WRITTEN EXERCISE:
Extract, from the records beneath this instruction, each line that contains the word "przepisów".

Collected data entries:
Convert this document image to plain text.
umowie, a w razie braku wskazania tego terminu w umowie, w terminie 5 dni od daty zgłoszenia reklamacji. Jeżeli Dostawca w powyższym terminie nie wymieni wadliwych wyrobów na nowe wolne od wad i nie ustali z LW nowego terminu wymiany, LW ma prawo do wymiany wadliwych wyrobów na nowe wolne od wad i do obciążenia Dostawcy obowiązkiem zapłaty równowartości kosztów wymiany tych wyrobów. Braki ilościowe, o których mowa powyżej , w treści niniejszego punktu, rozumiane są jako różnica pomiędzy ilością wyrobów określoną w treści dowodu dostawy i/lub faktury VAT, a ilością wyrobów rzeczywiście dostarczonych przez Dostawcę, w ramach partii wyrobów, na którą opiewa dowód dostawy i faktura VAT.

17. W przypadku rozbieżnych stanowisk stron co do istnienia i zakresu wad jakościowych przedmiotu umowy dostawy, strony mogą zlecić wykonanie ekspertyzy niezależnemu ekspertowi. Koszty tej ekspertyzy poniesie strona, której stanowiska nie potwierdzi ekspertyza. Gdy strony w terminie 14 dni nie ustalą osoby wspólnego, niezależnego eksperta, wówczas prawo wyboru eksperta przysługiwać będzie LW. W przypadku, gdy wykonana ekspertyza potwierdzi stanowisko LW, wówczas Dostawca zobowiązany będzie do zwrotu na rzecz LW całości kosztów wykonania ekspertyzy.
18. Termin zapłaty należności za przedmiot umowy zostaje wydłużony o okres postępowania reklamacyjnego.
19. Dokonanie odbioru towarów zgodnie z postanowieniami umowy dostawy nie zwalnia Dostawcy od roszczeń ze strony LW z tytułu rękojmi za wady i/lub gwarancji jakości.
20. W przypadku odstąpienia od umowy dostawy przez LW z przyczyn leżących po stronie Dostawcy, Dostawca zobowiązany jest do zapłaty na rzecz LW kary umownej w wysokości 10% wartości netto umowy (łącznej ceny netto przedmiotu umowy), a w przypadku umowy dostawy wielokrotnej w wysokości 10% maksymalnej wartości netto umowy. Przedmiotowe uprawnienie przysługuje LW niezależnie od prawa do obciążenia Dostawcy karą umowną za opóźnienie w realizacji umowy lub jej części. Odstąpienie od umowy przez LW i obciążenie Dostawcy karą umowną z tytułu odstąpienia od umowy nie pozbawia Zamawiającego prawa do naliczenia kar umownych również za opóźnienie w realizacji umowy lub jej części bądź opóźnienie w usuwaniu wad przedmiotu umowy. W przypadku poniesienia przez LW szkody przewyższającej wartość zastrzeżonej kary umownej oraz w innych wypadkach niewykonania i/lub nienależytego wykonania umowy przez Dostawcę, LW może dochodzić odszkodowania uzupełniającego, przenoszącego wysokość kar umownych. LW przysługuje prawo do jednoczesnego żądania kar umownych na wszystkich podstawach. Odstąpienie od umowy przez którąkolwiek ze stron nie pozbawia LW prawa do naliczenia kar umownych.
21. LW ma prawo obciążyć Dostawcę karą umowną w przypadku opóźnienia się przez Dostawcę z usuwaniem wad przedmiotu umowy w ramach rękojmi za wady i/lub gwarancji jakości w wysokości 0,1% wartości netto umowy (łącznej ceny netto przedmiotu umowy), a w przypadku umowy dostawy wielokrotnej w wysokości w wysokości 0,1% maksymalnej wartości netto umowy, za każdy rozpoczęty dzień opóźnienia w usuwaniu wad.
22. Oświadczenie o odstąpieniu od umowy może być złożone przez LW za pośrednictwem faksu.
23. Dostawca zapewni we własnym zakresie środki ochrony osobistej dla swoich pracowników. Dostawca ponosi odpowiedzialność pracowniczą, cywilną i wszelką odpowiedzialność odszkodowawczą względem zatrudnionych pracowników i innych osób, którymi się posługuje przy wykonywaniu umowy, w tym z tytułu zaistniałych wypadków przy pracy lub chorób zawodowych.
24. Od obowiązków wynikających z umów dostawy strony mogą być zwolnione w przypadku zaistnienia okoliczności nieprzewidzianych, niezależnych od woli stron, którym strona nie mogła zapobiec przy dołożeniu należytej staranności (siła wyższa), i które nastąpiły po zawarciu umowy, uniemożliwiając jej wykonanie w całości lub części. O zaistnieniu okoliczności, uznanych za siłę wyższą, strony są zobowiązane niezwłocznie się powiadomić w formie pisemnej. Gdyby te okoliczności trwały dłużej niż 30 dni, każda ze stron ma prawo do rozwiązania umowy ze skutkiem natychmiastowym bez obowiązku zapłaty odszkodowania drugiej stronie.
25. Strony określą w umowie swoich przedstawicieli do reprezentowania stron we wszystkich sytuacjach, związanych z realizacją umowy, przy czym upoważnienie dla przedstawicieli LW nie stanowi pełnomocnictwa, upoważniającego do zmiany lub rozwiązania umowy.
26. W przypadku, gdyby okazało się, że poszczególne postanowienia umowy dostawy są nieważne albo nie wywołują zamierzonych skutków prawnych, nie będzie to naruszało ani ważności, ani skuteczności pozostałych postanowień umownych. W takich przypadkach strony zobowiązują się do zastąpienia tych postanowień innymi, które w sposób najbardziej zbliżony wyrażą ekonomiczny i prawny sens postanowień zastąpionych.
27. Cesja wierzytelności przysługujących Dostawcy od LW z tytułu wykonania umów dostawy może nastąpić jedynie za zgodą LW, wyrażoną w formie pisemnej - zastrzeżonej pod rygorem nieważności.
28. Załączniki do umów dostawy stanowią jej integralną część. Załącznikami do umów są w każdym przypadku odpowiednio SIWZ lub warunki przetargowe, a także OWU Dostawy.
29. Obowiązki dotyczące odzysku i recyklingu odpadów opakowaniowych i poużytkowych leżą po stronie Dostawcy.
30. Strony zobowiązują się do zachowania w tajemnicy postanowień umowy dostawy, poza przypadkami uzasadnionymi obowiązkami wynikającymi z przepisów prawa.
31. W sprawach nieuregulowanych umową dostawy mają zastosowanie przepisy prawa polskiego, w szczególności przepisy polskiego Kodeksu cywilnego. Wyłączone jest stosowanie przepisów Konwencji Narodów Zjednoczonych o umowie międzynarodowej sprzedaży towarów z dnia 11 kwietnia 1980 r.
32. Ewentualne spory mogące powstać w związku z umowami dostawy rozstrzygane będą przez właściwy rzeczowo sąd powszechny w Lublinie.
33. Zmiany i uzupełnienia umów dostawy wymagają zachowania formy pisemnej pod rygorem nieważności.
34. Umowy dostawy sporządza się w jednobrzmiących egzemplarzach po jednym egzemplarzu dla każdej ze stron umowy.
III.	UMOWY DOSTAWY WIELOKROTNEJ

EXPECTED ANSWER:
30. Strony zobowiązują się do zachowania w tajemnicy postanowień umowy dostawy, poza przypadkami uzasadnionymi obowiązkami wynikającymi z przepisów prawa.
31. W sprawach nieuregulowanych umową dostawy mają zastosowanie przepisy prawa polskiego, w szczególności przepisy polskiego Kodeksu cywilnego. Wyłączone jest stosowanie przepisów Konwencji Narodów Zjednoczonych o umowie międzynarodowej sprzedaży towarów z dnia 11 kwietnia 1980 r.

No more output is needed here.